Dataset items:
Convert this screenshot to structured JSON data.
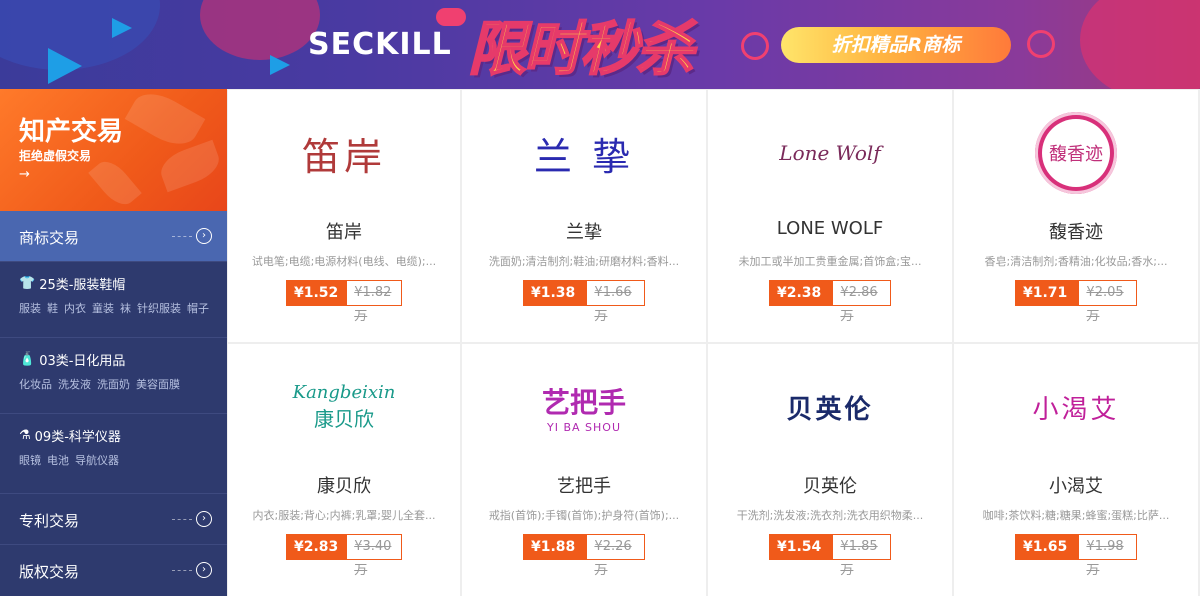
{
  "banner": {
    "seckill": "SECKILL",
    "title": "限时秒杀",
    "promo": "折扣精品R商标",
    "colors": {
      "accent_pink": "#f04070",
      "blue_triangle": "#1e9ee6",
      "title_yellow": "#ffd24a"
    }
  },
  "sidebar": {
    "hero": {
      "title": "知产交易",
      "subtitle": "拒绝虚假交易",
      "arrow": "→"
    },
    "active_item": {
      "label": "商标交易"
    },
    "categories": [
      {
        "icon": "shirt-icon",
        "glyph": "👕",
        "title": "25类-服装鞋帽",
        "tags": [
          "服装",
          "鞋",
          "内衣",
          "童装",
          "袜",
          "针织服装",
          "帽子"
        ]
      },
      {
        "icon": "bottle-icon",
        "glyph": "🧴",
        "title": "03类-日化用品",
        "tags": [
          "化妆品",
          "洗发液",
          "洗面奶",
          "美容面膜"
        ]
      },
      {
        "icon": "flask-icon",
        "glyph": "⚗",
        "title": "09类-科学仪器",
        "tags": [
          "眼镜",
          "电池",
          "导航仪器"
        ]
      }
    ],
    "bottom_items": [
      {
        "label": "专利交易"
      },
      {
        "label": "版权交易"
      }
    ],
    "colors": {
      "bg": "#2e3a6e",
      "active": "#4a67b0",
      "hero": "#f05a1a"
    }
  },
  "cards": [
    {
      "logo_text": "笛岸",
      "name": "笛岸",
      "desc": "试电笔;电缆;电源材料(电线、电缆);...",
      "price": "¥1.52万",
      "old_price": "¥1.82万",
      "logo_color": "#b03a3a"
    },
    {
      "logo_text": "兰 挚",
      "name": "兰挚",
      "desc": "洗面奶;清洁制剂;鞋油;研磨材料;香料...",
      "price": "¥1.38万",
      "old_price": "¥1.66万",
      "logo_color": "#2a2ab0"
    },
    {
      "logo_text": "Lone Wolf",
      "name": "LONE WOLF",
      "desc": "未加工或半加工贵重金属;首饰盒;宝...",
      "price": "¥2.38万",
      "old_price": "¥2.86万",
      "logo_color": "#7a2a5a"
    },
    {
      "logo_text": "馥香迹",
      "name": "馥香迹",
      "desc": "香皂;清洁制剂;香精油;化妆品;香水;...",
      "price": "¥1.71万",
      "old_price": "¥2.05万",
      "logo_color": "#c0307a"
    },
    {
      "logo_text": "Kangbeixin",
      "logo_text2": "康贝欣",
      "name": "康贝欣",
      "desc": "内衣;服装;背心;内裤;乳罩;婴儿全套...",
      "price": "¥2.83万",
      "old_price": "¥3.40万",
      "logo_color": "#1a9a8a"
    },
    {
      "logo_text": "艺把手",
      "logo_text2": "YI BA SHOU",
      "name": "艺把手",
      "desc": "戒指(首饰);手镯(首饰);护身符(首饰);...",
      "price": "¥1.88万",
      "old_price": "¥2.26万",
      "logo_color": "#b02ab0"
    },
    {
      "logo_text": "贝英伦",
      "name": "贝英伦",
      "desc": "干洗剂;洗发液;洗衣剂;洗衣用织物柔...",
      "price": "¥1.54万",
      "old_price": "¥1.85万",
      "logo_color": "#1a2a6a"
    },
    {
      "logo_text": "小渴艾",
      "name": "小渴艾",
      "desc": "咖啡;茶饮料;糖;糖果;蜂蜜;蛋糕;比萨...",
      "price": "¥1.65万",
      "old_price": "¥1.98万",
      "logo_color": "#c0209a"
    }
  ]
}
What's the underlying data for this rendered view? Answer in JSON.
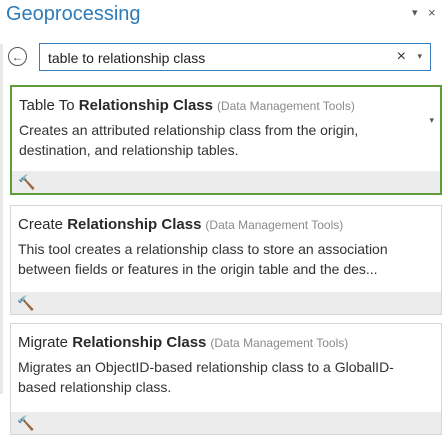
{
  "header": {
    "title": "Geoprocessing",
    "pin_icon": "▾",
    "close_icon": "×"
  },
  "search": {
    "value": "table to relationship class",
    "clear_icon": "×",
    "dropdown_icon": "▾",
    "back_icon": "←"
  },
  "results": [
    {
      "pre": "Table To ",
      "bold": "Relationship Class",
      "category": "(Data Management Tools)",
      "description": "Creates an attributed relationship class from the origin, destination, and relationship tables.",
      "selected": true
    },
    {
      "pre": "Create ",
      "bold": "Relationship Class",
      "category": "(Data Management Tools)",
      "description": "This tool creates a relationship class to store an association between fields or features in the origin table and the des...",
      "selected": false
    },
    {
      "pre": "Migrate ",
      "bold": "Relationship Class",
      "category": "(Data Management Tools)",
      "description": "Migrates an ObjectID-based relationship class to a GlobalID-based relationship class.",
      "selected": false
    }
  ],
  "colors": {
    "accent": "#2e7bb8",
    "selected_border": "#5e9c3a"
  },
  "icons": {
    "tool": "hammer-icon",
    "expand": "chevron-down-icon"
  }
}
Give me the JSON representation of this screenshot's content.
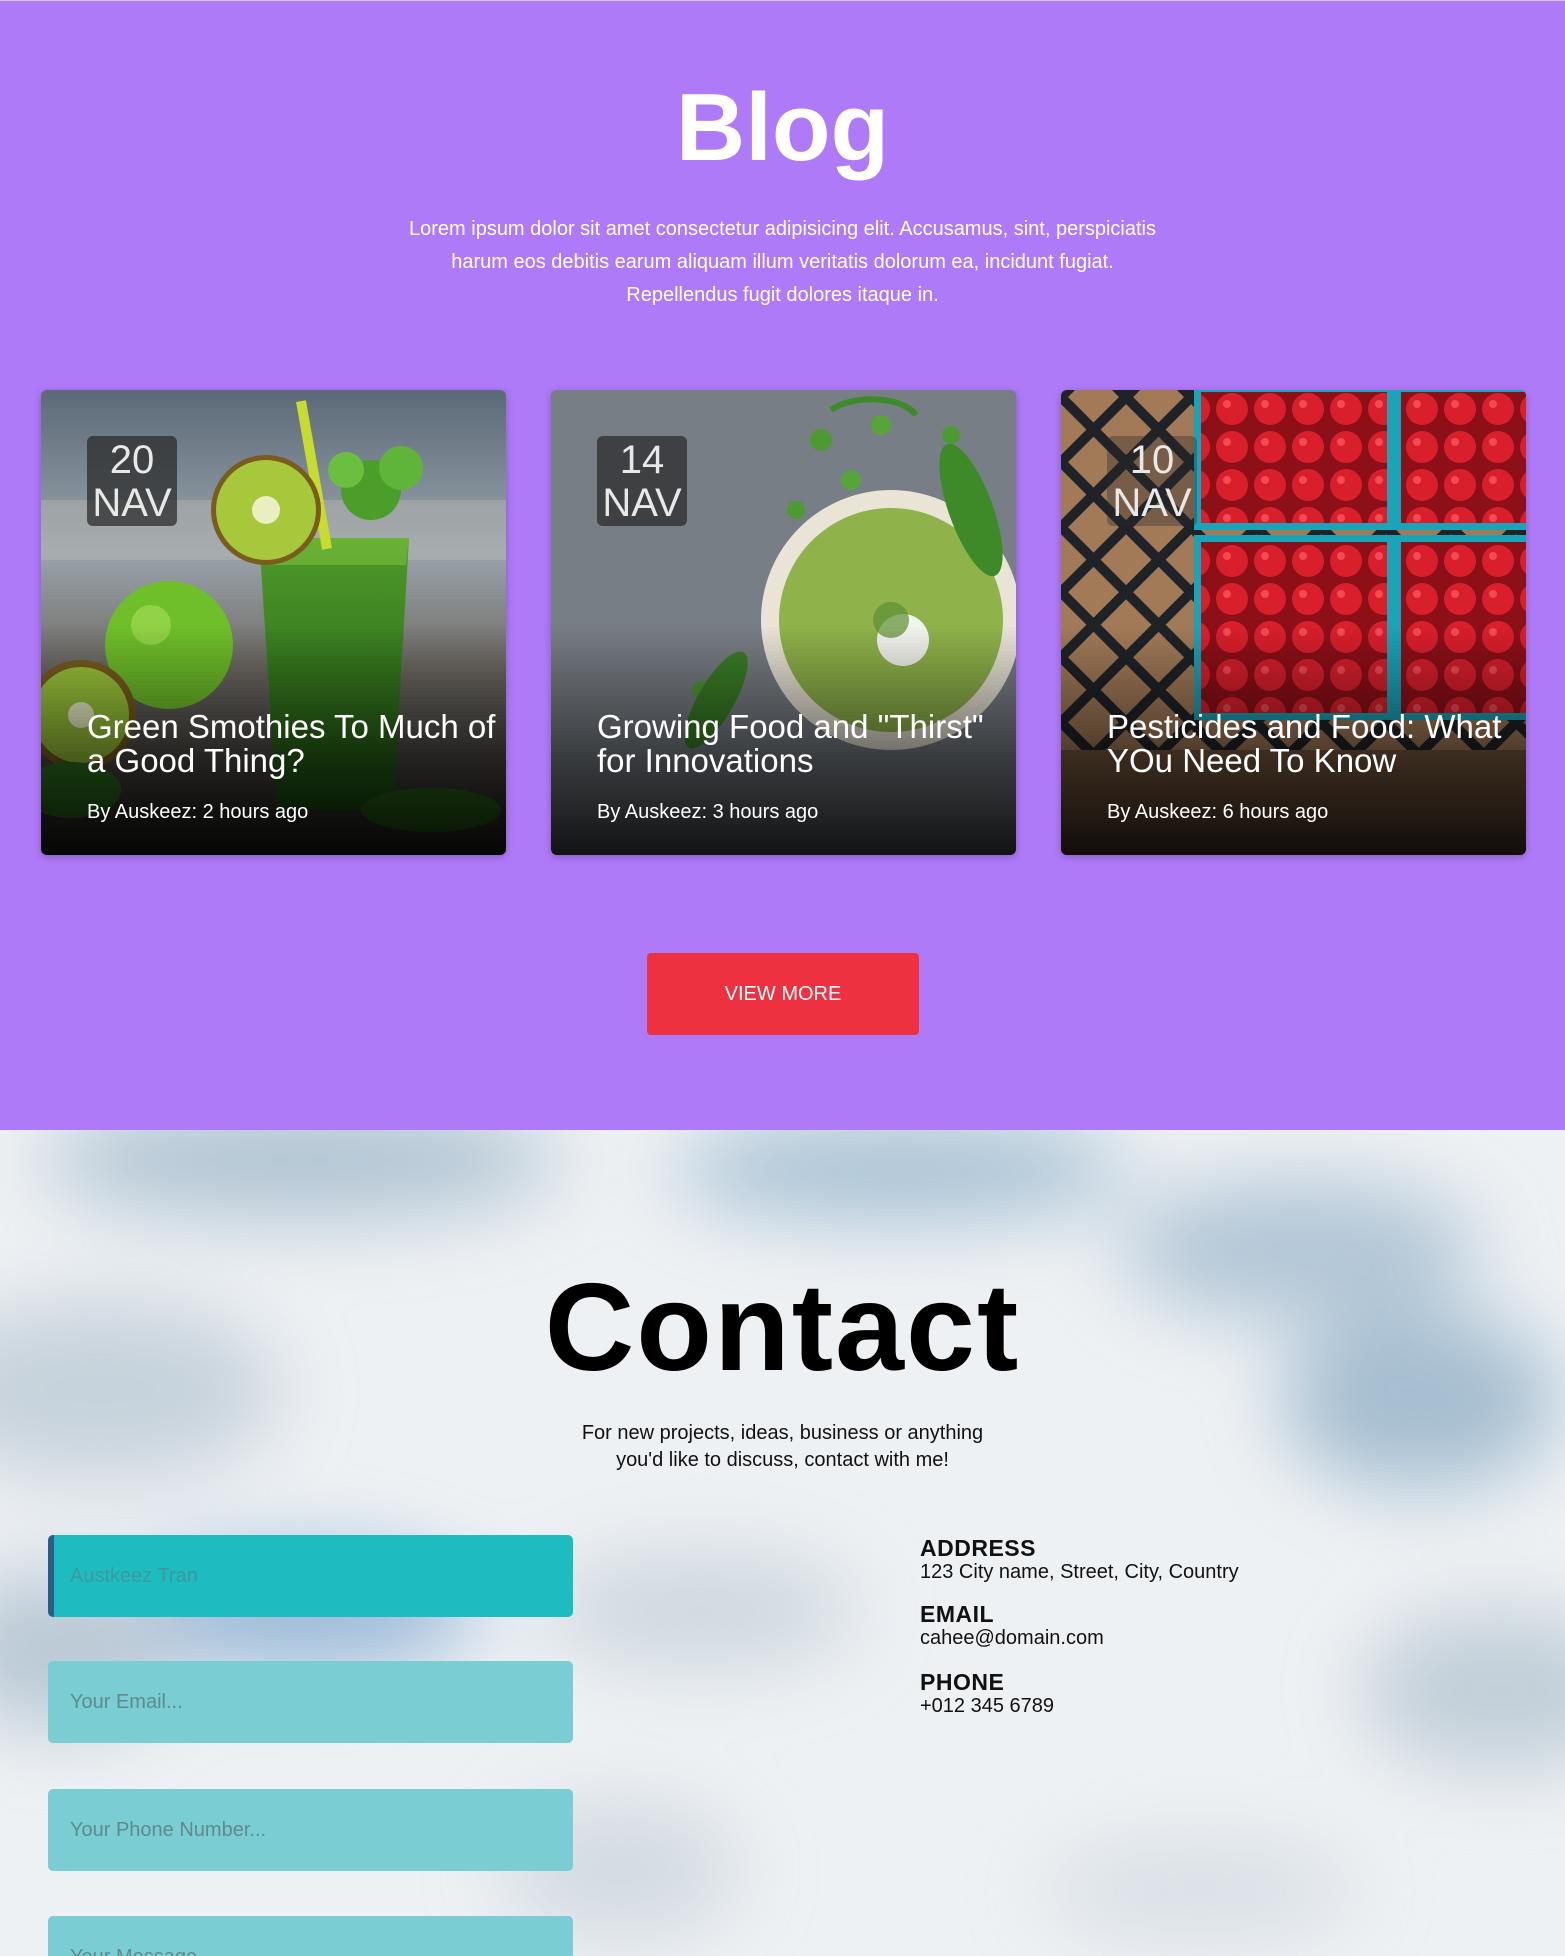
{
  "blog": {
    "title": "Blog",
    "intro": "Lorem ipsum dolor sit amet consectetur adipisicing elit. Accusamus, sint, perspiciatis harum eos debitis earum aliquam illum veritatis dolorum ea, incidunt fugiat. Repellendus fugit dolores itaque in.",
    "posts": [
      {
        "day": "20",
        "month": "NAV",
        "title": "Green Smothies To Much of a Good Thing?",
        "byline": "By Auskeez: 2 hours ago"
      },
      {
        "day": "14",
        "month": "NAV",
        "title": "Growing Food and \"Thirst\" for Innovations",
        "byline": "By Auskeez: 3 hours ago"
      },
      {
        "day": "10",
        "month": "NAV",
        "title": "Pesticides and Food: What YOu Need To Know",
        "byline": "By Auskeez: 6 hours ago"
      }
    ],
    "view_more_label": "VIEW MORE"
  },
  "contact": {
    "title": "Contact",
    "intro": "For new projects, ideas, business or anything you'd like to discuss, contact with me!",
    "form": {
      "name_placeholder": "Austkeez Tran",
      "email_placeholder": "Your Email...",
      "phone_placeholder": "Your Phone Number...",
      "message_placeholder": "Your Message..."
    },
    "info": {
      "address_label": "ADDRESS",
      "address_value": "123 City name, Street, City, Country",
      "email_label": "EMAIL",
      "email_value": "cahee@domain.com",
      "phone_label": "PHONE",
      "phone_value": "+012 345 6789"
    }
  },
  "colors": {
    "blog_bg": "#af7af8",
    "button_red": "#ee3140",
    "field_teal": "#79cdd3",
    "field_active": "#1ebcc0"
  },
  "icons": [
    "smoothie-photo",
    "pea-soup-photo",
    "raspberries-photo"
  ]
}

EXERCISE OBJECTIVE —
Reproduce all entries exactly. Pictures do not belong in the copy.

OUTPUT FOR THIS EXERCISE —
Convert this screenshot to structured JSON data.
{
  "banner": {
    "seckill": "SECKILL",
    "title": "限时秒杀",
    "promo": "折扣精品R商标",
    "colors": {
      "accent_pink": "#f04070",
      "blue_triangle": "#1e9ee6",
      "title_yellow": "#ffd24a"
    }
  },
  "sidebar": {
    "hero": {
      "title": "知产交易",
      "subtitle": "拒绝虚假交易",
      "arrow": "→"
    },
    "active_item": {
      "label": "商标交易"
    },
    "categories": [
      {
        "icon": "shirt-icon",
        "glyph": "👕",
        "title": "25类-服装鞋帽",
        "tags": [
          "服装",
          "鞋",
          "内衣",
          "童装",
          "袜",
          "针织服装",
          "帽子"
        ]
      },
      {
        "icon": "bottle-icon",
        "glyph": "🧴",
        "title": "03类-日化用品",
        "tags": [
          "化妆品",
          "洗发液",
          "洗面奶",
          "美容面膜"
        ]
      },
      {
        "icon": "flask-icon",
        "glyph": "⚗",
        "title": "09类-科学仪器",
        "tags": [
          "眼镜",
          "电池",
          "导航仪器"
        ]
      }
    ],
    "bottom_items": [
      {
        "label": "专利交易"
      },
      {
        "label": "版权交易"
      }
    ],
    "colors": {
      "bg": "#2e3a6e",
      "active": "#4a67b0",
      "hero": "#f05a1a"
    }
  },
  "cards": [
    {
      "logo_text": "笛岸",
      "name": "笛岸",
      "desc": "试电笔;电缆;电源材料(电线、电缆);...",
      "price": "¥1.52万",
      "old_price": "¥1.82万",
      "logo_color": "#b03a3a"
    },
    {
      "logo_text": "兰 挚",
      "name": "兰挚",
      "desc": "洗面奶;清洁制剂;鞋油;研磨材料;香料...",
      "price": "¥1.38万",
      "old_price": "¥1.66万",
      "logo_color": "#2a2ab0"
    },
    {
      "logo_text": "Lone Wolf",
      "name": "LONE WOLF",
      "desc": "未加工或半加工贵重金属;首饰盒;宝...",
      "price": "¥2.38万",
      "old_price": "¥2.86万",
      "logo_color": "#7a2a5a"
    },
    {
      "logo_text": "馥香迹",
      "name": "馥香迹",
      "desc": "香皂;清洁制剂;香精油;化妆品;香水;...",
      "price": "¥1.71万",
      "old_price": "¥2.05万",
      "logo_color": "#c0307a"
    },
    {
      "logo_text": "Kangbeixin",
      "logo_text2": "康贝欣",
      "name": "康贝欣",
      "desc": "内衣;服装;背心;内裤;乳罩;婴儿全套...",
      "price": "¥2.83万",
      "old_price": "¥3.40万",
      "logo_color": "#1a9a8a"
    },
    {
      "logo_text": "艺把手",
      "logo_text2": "YI BA SHOU",
      "name": "艺把手",
      "desc": "戒指(首饰);手镯(首饰);护身符(首饰);...",
      "price": "¥1.88万",
      "old_price": "¥2.26万",
      "logo_color": "#b02ab0"
    },
    {
      "logo_text": "贝英伦",
      "name": "贝英伦",
      "desc": "干洗剂;洗发液;洗衣剂;洗衣用织物柔...",
      "price": "¥1.54万",
      "old_price": "¥1.85万",
      "logo_color": "#1a2a6a"
    },
    {
      "logo_text": "小渴艾",
      "name": "小渴艾",
      "desc": "咖啡;茶饮料;糖;糖果;蜂蜜;蛋糕;比萨...",
      "price": "¥1.65万",
      "old_price": "¥1.98万",
      "logo_color": "#c0209a"
    }
  ]
}
What's the underlying data for this rendered view? Answer in JSON.
{
  "header": {
    "title": "Geoprocessing",
    "pin_icon": "▾",
    "close_icon": "×"
  },
  "search": {
    "value": "table to relationship class",
    "clear_icon": "×",
    "dropdown_icon": "▾",
    "back_icon": "←"
  },
  "results": [
    {
      "pre": "Table To ",
      "bold": "Relationship Class",
      "category": "(Data Management Tools)",
      "description": "Creates an attributed relationship class from the origin, destination, and relationship tables.",
      "selected": true
    },
    {
      "pre": "Create ",
      "bold": "Relationship Class",
      "category": "(Data Management Tools)",
      "description": "This tool creates a relationship class to store an association between fields or features in the origin table and the des...",
      "selected": false
    },
    {
      "pre": "Migrate ",
      "bold": "Relationship Class",
      "category": "(Data Management Tools)",
      "description": "Migrates an ObjectID-based relationship class to a GlobalID-based relationship class.",
      "selected": false
    }
  ],
  "colors": {
    "accent": "#2e7bb8",
    "selected_border": "#5e9c3a"
  },
  "icons": {
    "tool": "hammer-icon",
    "expand": "chevron-down-icon"
  }
}
Give me the JSON representation of this screenshot's content.
{
  "blog": {
    "title": "Blog",
    "intro": "Lorem ipsum dolor sit amet consectetur adipisicing elit. Accusamus, sint, perspiciatis harum eos debitis earum aliquam illum veritatis dolorum ea, incidunt fugiat. Repellendus fugit dolores itaque in.",
    "posts": [
      {
        "day": "20",
        "month": "NAV",
        "title": "Green Smothies To Much of a Good Thing?",
        "byline": "By Auskeez: 2 hours ago"
      },
      {
        "day": "14",
        "month": "NAV",
        "title": "Growing Food and \"Thirst\" for Innovations",
        "byline": "By Auskeez: 3 hours ago"
      },
      {
        "day": "10",
        "month": "NAV",
        "title": "Pesticides and Food: What YOu Need To Know",
        "byline": "By Auskeez: 6 hours ago"
      }
    ],
    "view_more_label": "VIEW MORE"
  },
  "contact": {
    "title": "Contact",
    "intro": "For new projects, ideas, business or anything you'd like to discuss, contact with me!",
    "form": {
      "name_placeholder": "Austkeez Tran",
      "email_placeholder": "Your Email...",
      "phone_placeholder": "Your Phone Number...",
      "message_placeholder": "Your Message..."
    },
    "info": {
      "address_label": "ADDRESS",
      "address_value": "123 City name, Street, City, Country",
      "email_label": "EMAIL",
      "email_value": "cahee@domain.com",
      "phone_label": "PHONE",
      "phone_value": "+012 345 6789"
    }
  },
  "colors": {
    "blog_bg": "#af7af8",
    "button_red": "#ee3140",
    "field_teal": "#79cdd3",
    "field_active": "#1ebcc0"
  },
  "icons": [
    "smoothie-photo",
    "pea-soup-photo",
    "raspberries-photo"
  ]
}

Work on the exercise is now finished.